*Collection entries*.
-- START --
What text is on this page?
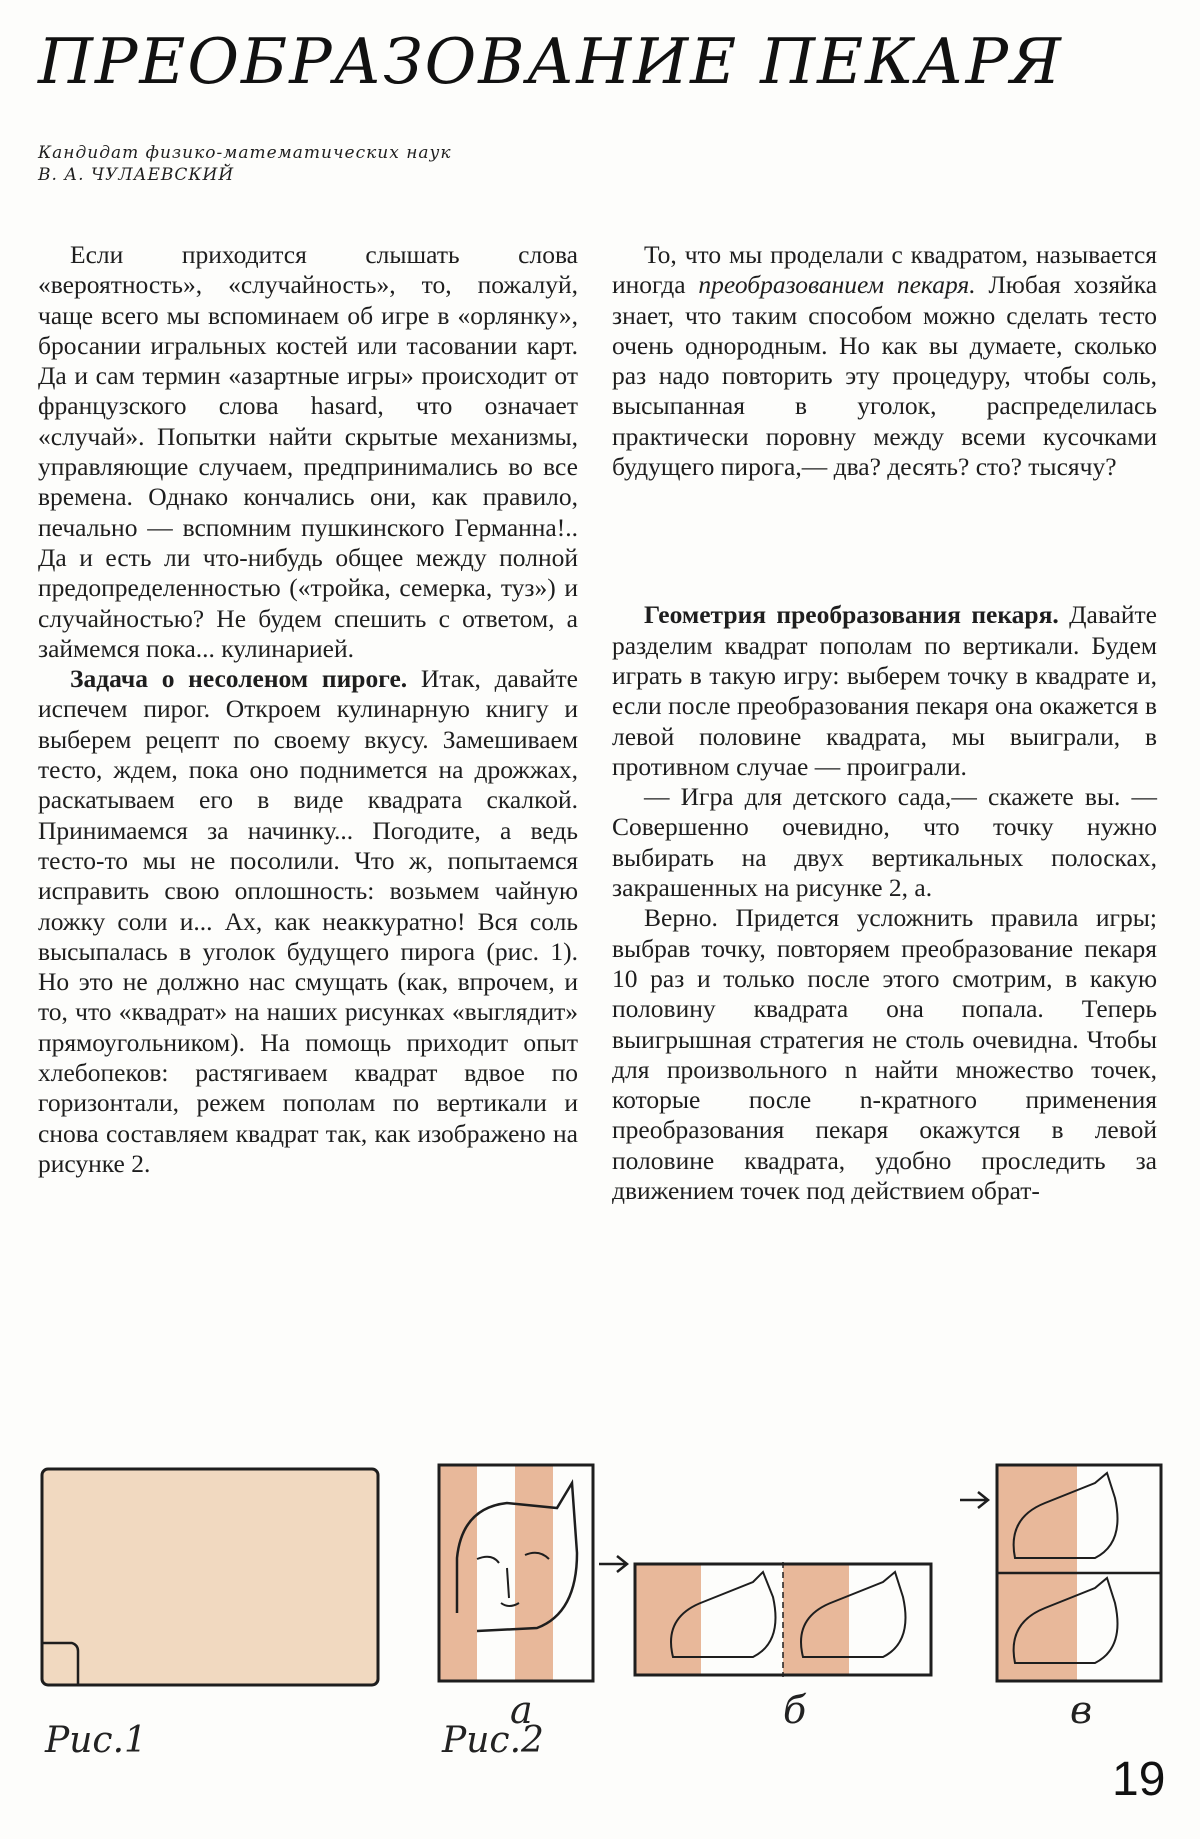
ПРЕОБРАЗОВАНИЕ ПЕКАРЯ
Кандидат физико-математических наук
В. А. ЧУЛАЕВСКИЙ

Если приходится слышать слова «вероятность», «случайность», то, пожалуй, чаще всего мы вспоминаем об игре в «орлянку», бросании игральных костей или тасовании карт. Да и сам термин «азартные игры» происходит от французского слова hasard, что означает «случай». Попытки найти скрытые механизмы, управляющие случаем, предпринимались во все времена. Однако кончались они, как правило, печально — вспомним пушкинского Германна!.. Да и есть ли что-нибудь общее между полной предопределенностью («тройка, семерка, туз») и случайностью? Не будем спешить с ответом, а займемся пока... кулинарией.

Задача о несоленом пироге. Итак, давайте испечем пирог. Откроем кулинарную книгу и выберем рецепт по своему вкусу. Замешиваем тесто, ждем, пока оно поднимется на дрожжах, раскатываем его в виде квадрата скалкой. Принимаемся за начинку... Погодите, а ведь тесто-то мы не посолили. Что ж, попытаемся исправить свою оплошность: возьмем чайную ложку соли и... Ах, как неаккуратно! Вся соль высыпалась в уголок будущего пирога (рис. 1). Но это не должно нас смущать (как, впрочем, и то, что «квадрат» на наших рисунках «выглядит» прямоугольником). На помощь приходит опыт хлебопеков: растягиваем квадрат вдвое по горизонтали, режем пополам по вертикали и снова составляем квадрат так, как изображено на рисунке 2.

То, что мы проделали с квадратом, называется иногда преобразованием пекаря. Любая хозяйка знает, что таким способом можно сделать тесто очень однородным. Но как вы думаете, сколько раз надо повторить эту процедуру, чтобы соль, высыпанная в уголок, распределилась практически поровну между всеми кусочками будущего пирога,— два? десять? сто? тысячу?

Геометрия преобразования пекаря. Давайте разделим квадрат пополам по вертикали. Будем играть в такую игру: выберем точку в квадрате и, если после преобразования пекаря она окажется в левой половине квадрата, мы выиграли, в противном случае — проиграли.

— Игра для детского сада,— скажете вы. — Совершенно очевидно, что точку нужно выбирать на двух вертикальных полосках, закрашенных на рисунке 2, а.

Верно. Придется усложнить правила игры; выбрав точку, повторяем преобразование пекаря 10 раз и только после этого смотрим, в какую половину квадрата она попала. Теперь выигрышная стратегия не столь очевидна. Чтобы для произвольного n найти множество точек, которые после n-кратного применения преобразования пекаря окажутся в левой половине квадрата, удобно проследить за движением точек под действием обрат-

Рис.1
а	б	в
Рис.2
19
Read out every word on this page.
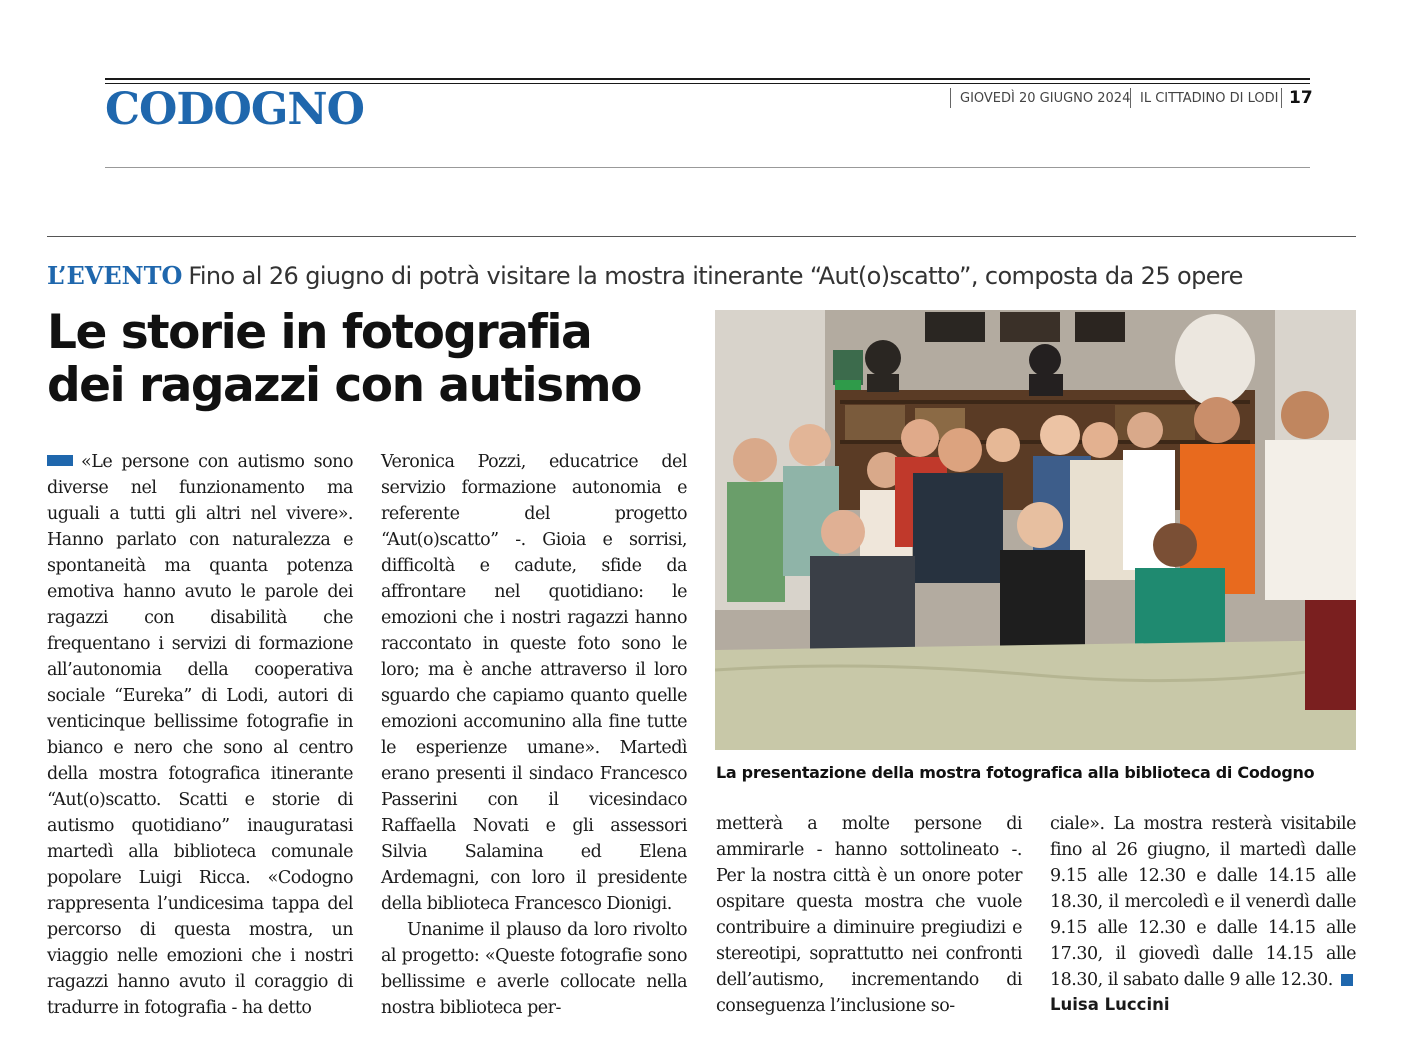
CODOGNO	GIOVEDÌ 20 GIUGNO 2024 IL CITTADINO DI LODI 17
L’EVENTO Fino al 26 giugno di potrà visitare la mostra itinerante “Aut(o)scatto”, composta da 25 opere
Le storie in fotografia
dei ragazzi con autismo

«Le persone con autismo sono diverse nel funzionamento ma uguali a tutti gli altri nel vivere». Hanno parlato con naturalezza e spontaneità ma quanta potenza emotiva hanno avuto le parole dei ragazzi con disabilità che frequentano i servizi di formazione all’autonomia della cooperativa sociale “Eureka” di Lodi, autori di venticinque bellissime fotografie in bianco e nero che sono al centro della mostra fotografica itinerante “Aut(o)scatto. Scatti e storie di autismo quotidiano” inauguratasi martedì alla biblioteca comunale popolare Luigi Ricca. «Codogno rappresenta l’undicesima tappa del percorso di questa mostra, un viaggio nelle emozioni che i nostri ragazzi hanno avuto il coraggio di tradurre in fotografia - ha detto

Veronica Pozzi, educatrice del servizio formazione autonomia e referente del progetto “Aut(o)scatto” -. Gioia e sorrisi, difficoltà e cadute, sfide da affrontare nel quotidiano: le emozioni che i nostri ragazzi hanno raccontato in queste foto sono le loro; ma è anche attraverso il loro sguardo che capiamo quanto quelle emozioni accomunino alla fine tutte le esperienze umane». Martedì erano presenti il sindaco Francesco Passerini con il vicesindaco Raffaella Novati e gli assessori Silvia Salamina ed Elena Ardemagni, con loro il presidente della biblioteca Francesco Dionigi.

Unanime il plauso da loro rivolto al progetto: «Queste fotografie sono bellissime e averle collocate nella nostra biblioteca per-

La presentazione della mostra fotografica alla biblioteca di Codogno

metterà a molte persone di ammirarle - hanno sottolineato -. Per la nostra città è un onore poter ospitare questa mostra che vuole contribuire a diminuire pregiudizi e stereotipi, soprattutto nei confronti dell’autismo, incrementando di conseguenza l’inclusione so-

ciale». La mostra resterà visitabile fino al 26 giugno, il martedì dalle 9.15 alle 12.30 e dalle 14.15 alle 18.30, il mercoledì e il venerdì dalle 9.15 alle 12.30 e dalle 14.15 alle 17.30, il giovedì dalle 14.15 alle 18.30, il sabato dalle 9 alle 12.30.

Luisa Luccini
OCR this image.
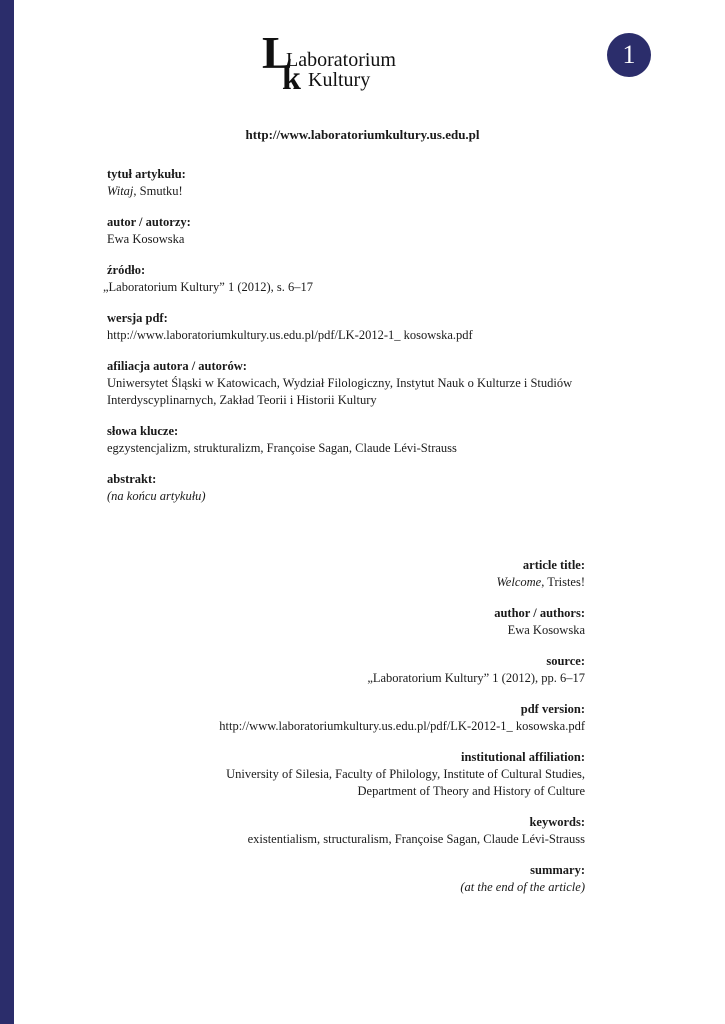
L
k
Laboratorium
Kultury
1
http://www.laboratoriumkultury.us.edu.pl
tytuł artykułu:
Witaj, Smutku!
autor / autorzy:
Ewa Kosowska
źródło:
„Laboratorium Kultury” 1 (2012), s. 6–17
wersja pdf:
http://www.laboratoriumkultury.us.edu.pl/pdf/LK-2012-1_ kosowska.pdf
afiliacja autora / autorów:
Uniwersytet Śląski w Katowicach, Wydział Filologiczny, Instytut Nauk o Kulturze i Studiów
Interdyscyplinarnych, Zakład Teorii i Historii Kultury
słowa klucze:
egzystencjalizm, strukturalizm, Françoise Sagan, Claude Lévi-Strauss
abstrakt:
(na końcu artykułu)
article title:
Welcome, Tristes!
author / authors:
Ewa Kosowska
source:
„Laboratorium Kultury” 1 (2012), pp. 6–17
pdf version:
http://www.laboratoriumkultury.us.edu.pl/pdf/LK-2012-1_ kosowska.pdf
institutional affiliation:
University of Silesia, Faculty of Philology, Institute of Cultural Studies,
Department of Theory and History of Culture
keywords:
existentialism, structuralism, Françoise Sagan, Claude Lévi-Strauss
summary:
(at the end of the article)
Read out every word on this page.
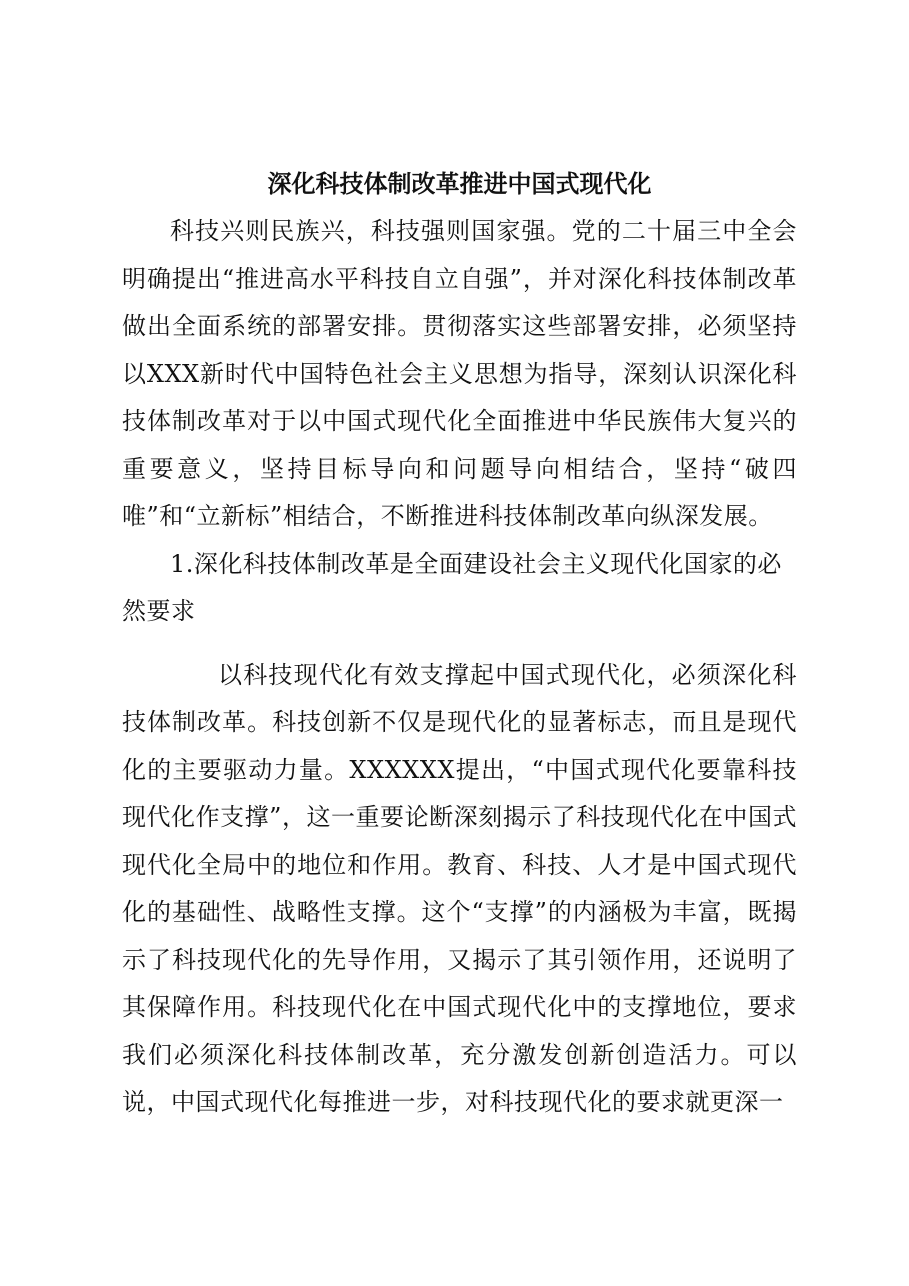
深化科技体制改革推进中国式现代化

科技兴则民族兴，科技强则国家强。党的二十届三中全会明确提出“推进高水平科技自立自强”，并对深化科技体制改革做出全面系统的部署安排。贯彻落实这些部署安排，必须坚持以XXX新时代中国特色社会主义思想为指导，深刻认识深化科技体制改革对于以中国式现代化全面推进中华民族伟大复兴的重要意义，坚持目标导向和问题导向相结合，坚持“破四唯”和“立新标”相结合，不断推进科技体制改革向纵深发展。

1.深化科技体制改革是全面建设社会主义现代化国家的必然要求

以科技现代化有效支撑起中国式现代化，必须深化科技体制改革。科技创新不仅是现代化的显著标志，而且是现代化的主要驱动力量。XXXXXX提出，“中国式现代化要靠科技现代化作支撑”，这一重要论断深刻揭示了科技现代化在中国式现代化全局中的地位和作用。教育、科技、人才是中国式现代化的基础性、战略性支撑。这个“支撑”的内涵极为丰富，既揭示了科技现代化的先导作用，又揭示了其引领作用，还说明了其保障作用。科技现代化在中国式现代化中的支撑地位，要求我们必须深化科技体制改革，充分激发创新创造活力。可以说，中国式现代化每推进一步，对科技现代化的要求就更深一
-- END --
*WHAT THE TASK REQUIRES*.
Find the word "пирога" in the material, then list each line that holds it.

*TASK RESULT*.
Задача о несоленом пироге. Итак, давайте испечем пирог. Откроем кулинарную книгу и выберем рецепт по своему вкусу. Замешиваем тесто, ждем, пока оно поднимется на дрожжах, раскатываем его в виде квадрата скалкой. Принимаемся за начинку... Погодите, а ведь тесто-то мы не посолили. Что ж, попытаемся исправить свою оплошность: возьмем чайную ложку соли и... Ах, как неаккуратно! Вся соль высыпалась в уголок будущего пирога (рис. 1). Но это не должно нас смущать (как, впрочем, и то, что «квадрат» на наших рисунках «выглядит» прямоугольником). На помощь приходит опыт хлебопеков: растягиваем квадрат вдвое по горизонтали, режем пополам по вертикали и снова составляем квадрат так, как изображено на рисунке 2.
То, что мы проделали с квадратом, называется иногда преобразованием пекаря. Любая хозяйка знает, что таким способом можно сделать тесто очень однородным. Но как вы думаете, сколько раз надо повторить эту процедуру, чтобы соль, высыпанная в уголок, распределилась практически поровну между всеми кусочками будущего пирога,— два? десять? сто? тысячу?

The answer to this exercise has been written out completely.